==== Given data
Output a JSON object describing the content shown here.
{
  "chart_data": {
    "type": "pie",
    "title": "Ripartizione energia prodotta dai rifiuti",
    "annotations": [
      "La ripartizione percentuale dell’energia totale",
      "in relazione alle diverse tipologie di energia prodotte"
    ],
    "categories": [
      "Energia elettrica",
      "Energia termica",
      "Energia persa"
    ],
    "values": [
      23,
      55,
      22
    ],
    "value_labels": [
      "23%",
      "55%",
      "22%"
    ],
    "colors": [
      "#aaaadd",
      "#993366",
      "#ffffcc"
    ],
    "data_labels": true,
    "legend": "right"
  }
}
========
Copy out the full listing exactly.

Output a JSON object describing the content shown here.
{
  "chart_data": {
    "type": "pie",
    "title": "Ripartizione energia prodotta dai rifiuti",
    "annotations": [
      "La ripartizione percentuale dell’energia totale",
      "in relazione alle diverse tipologie di energia prodotte"
    ],
    "categories": [
      "Energia elettrica",
      "Energia termica",
      "Energia persa"
    ],
    "values": [
      23,
      55,
      22
    ],
    "value_labels": [
      "23%",
      "55%",
      "22%"
    ],
    "colors": [
      "#aaaadd",
      "#993366",
      "#ffffcc"
    ],
    "data_labels": true,
    "legend": "right"
  }
}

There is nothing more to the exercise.